### The request:
Look through the data below. Pick out the lines holding the string "khẩu".

☆ ☆ ☆ ☆ ☆

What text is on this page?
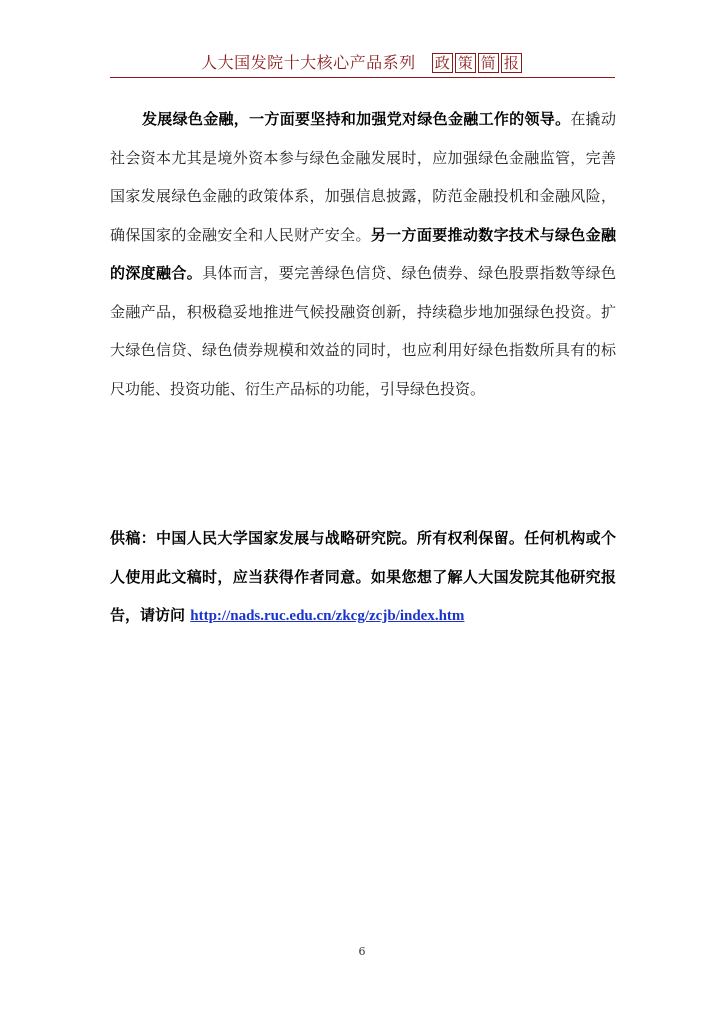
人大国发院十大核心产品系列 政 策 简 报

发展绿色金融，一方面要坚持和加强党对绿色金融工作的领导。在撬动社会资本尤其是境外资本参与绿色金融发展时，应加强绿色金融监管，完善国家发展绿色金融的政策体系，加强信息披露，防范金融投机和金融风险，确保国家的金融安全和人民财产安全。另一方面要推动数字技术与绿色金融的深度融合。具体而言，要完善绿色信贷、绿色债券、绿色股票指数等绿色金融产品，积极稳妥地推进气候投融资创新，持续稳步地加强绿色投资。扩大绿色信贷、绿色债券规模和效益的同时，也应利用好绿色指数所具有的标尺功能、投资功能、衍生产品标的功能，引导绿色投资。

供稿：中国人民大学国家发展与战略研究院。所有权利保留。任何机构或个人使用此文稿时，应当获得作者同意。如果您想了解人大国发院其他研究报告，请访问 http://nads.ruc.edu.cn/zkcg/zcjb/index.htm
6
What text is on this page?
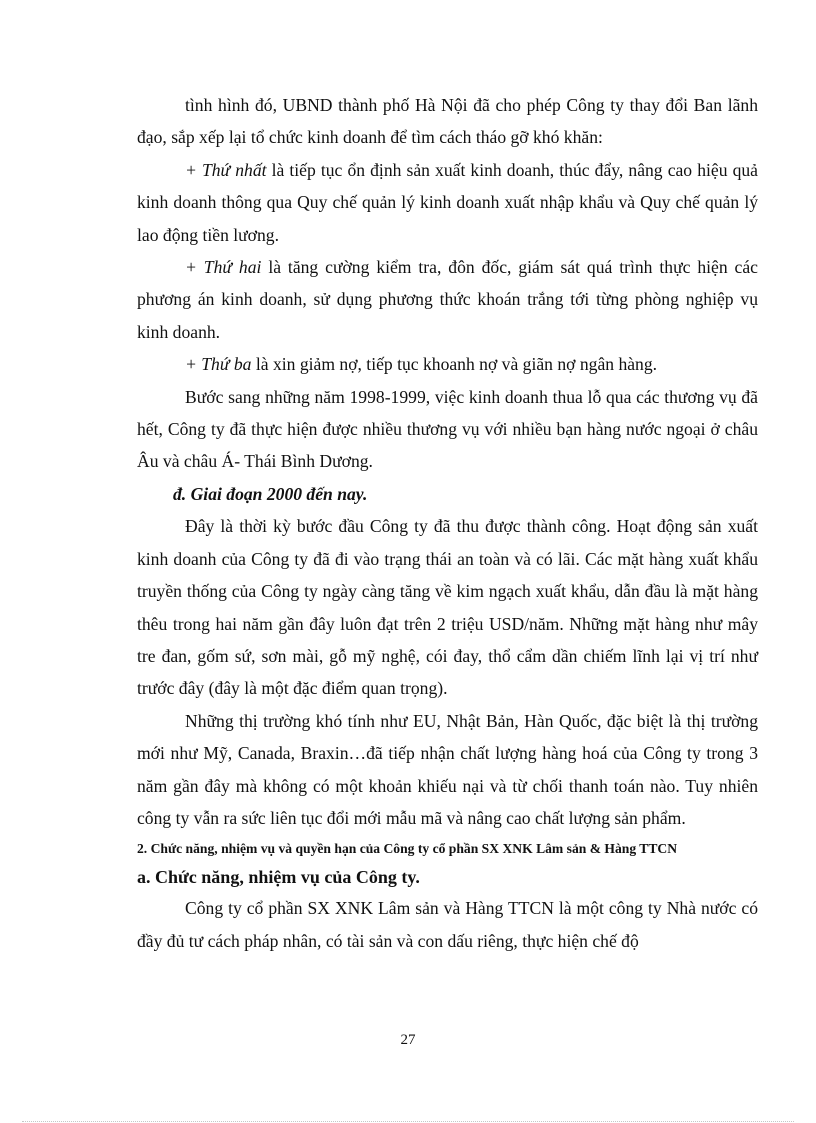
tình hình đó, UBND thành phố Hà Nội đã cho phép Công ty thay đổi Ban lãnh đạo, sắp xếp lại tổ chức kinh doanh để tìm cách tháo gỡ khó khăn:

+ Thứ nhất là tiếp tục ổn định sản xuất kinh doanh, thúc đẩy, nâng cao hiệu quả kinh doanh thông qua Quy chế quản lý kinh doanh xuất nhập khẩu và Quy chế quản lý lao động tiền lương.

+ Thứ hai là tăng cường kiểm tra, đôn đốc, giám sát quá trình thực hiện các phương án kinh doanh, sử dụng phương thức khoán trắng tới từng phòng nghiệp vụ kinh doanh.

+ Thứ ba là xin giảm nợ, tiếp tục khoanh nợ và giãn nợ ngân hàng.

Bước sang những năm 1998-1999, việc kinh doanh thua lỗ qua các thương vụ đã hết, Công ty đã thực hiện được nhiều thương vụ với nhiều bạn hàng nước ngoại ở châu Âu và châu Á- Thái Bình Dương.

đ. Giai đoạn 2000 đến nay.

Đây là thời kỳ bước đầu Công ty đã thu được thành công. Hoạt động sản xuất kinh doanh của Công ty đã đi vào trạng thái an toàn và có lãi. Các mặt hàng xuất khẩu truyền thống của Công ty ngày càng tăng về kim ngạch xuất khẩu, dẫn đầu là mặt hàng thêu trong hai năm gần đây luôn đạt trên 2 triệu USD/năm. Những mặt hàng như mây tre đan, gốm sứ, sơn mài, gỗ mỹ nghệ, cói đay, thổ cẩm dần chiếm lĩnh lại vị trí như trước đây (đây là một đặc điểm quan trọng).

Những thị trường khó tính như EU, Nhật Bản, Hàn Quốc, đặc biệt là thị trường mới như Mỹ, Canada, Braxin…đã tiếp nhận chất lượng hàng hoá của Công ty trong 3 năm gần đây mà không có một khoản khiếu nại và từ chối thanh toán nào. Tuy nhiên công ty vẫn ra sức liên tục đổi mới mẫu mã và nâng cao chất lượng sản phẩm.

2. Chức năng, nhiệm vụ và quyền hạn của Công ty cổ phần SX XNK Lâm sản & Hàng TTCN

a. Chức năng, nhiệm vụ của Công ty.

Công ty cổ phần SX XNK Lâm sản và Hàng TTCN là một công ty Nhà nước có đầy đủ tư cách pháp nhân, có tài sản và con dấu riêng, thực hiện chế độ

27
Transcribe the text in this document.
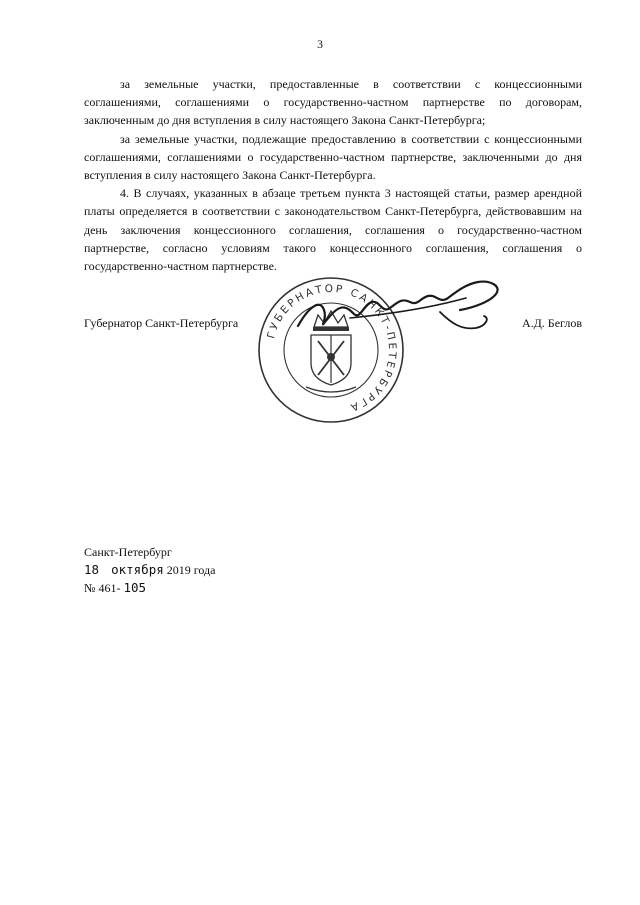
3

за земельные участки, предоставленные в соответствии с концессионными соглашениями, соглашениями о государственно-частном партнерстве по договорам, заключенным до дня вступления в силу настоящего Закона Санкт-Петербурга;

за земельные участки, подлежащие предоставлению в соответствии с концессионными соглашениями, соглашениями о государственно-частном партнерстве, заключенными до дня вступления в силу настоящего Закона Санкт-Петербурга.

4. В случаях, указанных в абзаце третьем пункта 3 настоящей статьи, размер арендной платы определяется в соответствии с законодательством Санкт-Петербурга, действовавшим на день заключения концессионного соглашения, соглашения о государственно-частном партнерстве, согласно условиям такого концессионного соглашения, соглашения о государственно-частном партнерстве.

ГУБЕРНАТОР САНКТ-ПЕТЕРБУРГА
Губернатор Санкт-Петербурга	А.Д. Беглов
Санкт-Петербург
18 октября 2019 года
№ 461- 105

☆ ☆ ☆ ☆ ☆

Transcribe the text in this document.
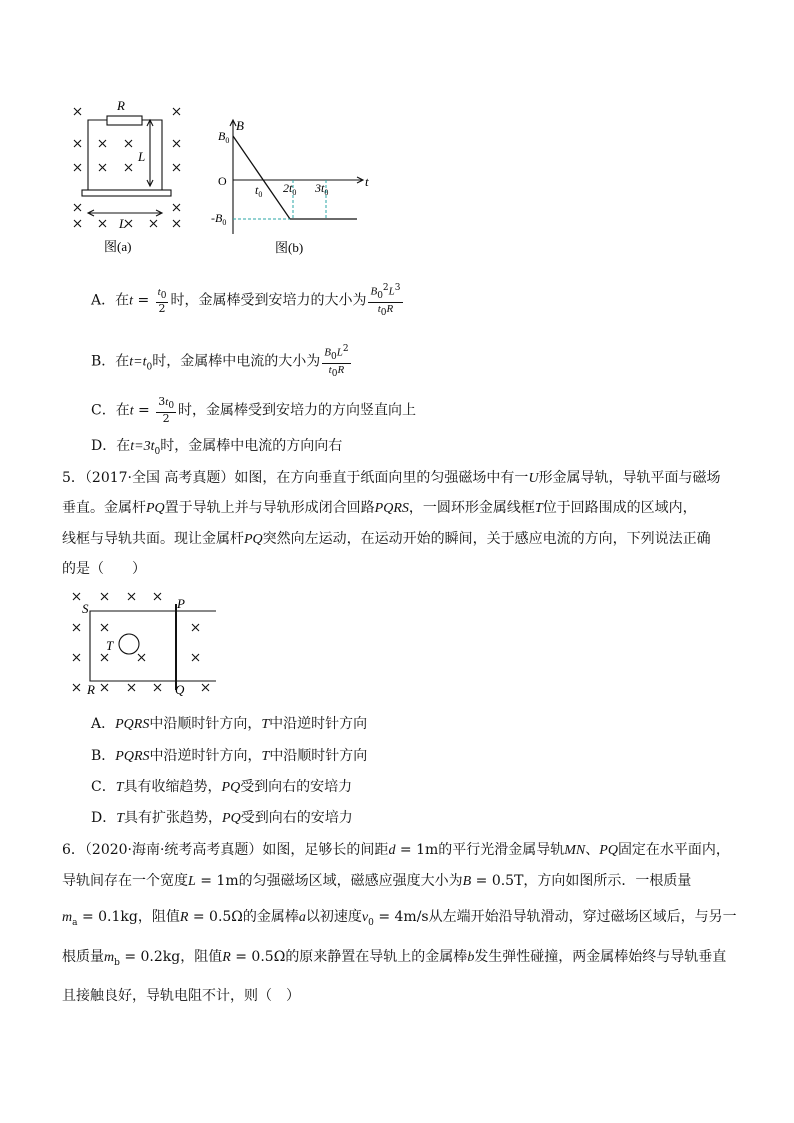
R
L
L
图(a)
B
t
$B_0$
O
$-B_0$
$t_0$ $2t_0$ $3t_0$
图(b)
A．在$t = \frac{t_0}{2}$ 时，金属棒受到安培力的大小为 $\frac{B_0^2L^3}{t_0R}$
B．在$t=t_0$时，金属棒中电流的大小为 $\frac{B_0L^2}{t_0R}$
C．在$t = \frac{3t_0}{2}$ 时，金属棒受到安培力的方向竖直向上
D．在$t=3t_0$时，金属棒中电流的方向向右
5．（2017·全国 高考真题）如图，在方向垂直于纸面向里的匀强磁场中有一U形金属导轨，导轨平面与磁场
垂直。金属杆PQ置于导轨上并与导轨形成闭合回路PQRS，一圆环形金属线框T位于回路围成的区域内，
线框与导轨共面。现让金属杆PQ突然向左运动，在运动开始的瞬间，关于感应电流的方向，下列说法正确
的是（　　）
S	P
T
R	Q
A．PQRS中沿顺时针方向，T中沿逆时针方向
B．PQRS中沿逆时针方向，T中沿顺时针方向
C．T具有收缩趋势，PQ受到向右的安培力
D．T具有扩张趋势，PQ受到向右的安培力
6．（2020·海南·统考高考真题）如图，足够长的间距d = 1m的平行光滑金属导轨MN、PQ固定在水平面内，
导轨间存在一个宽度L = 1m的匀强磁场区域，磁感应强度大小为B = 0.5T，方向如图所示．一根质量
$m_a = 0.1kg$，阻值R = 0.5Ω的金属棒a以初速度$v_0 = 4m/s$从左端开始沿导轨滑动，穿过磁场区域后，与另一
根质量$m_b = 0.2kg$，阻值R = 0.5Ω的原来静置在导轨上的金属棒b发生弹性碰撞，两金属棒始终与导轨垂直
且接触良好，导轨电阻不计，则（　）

☆ ☆ ☆ ☆ ☆

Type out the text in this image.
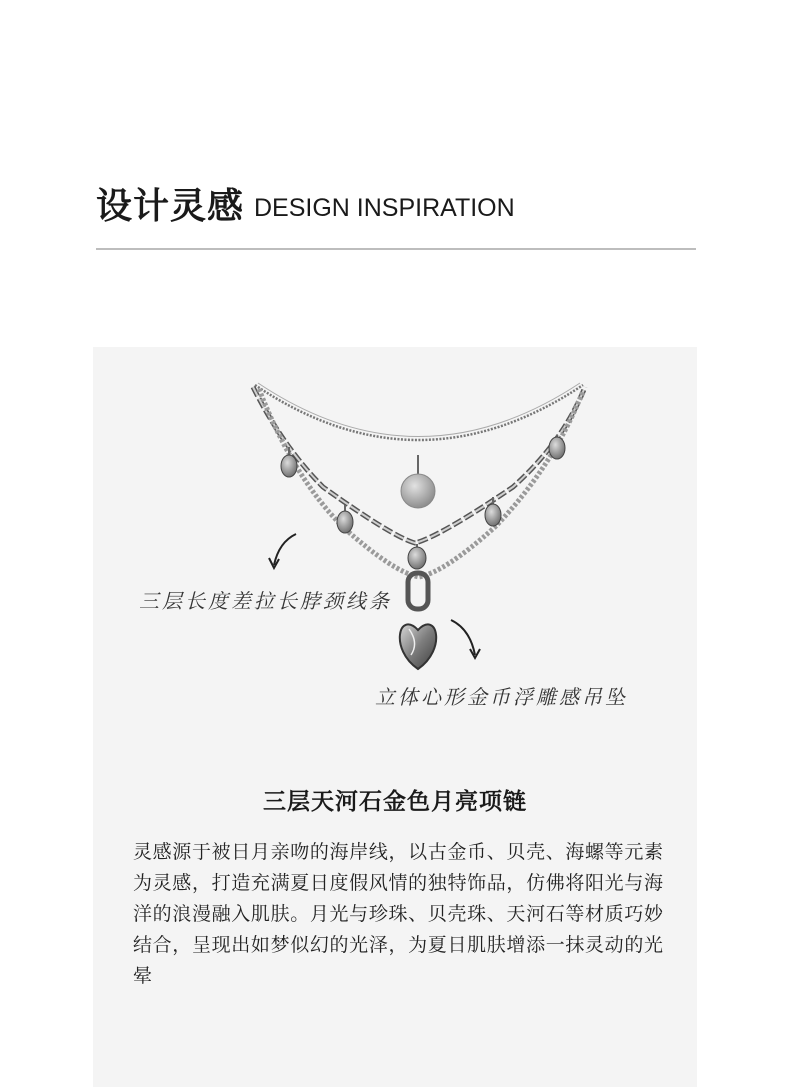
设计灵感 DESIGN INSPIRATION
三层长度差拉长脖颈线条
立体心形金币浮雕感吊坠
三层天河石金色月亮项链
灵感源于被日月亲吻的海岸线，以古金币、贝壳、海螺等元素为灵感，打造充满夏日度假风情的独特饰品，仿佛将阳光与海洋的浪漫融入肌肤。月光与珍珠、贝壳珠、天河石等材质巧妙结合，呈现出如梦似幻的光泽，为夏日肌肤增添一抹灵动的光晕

☆ ☆ ☆ ☆ ☆

### Solution to this exercise:
+ Thứ nhất là tiếp tục ổn định sản xuất kinh doanh, thúc đẩy, nâng cao hiệu quả kinh doanh thông qua Quy chế quản lý kinh doanh xuất nhập khẩu và Quy chế quản lý lao động tiền lương.
Đây là thời kỳ bước đầu Công ty đã thu được thành công. Hoạt động sản xuất kinh doanh của Công ty đã đi vào trạng thái an toàn và có lãi. Các mặt hàng xuất khẩu truyền thống của Công ty ngày càng tăng về kim ngạch xuất khẩu, dẫn đầu là mặt hàng thêu trong hai năm gần đây luôn đạt trên 2 triệu USD/năm. Những mặt hàng như mây tre đan, gốm sứ, sơn mài, gỗ mỹ nghệ, cói đay, thổ cẩm dần chiếm lĩnh lại vị trí như trước đây (đây là một đặc điểm quan trọng).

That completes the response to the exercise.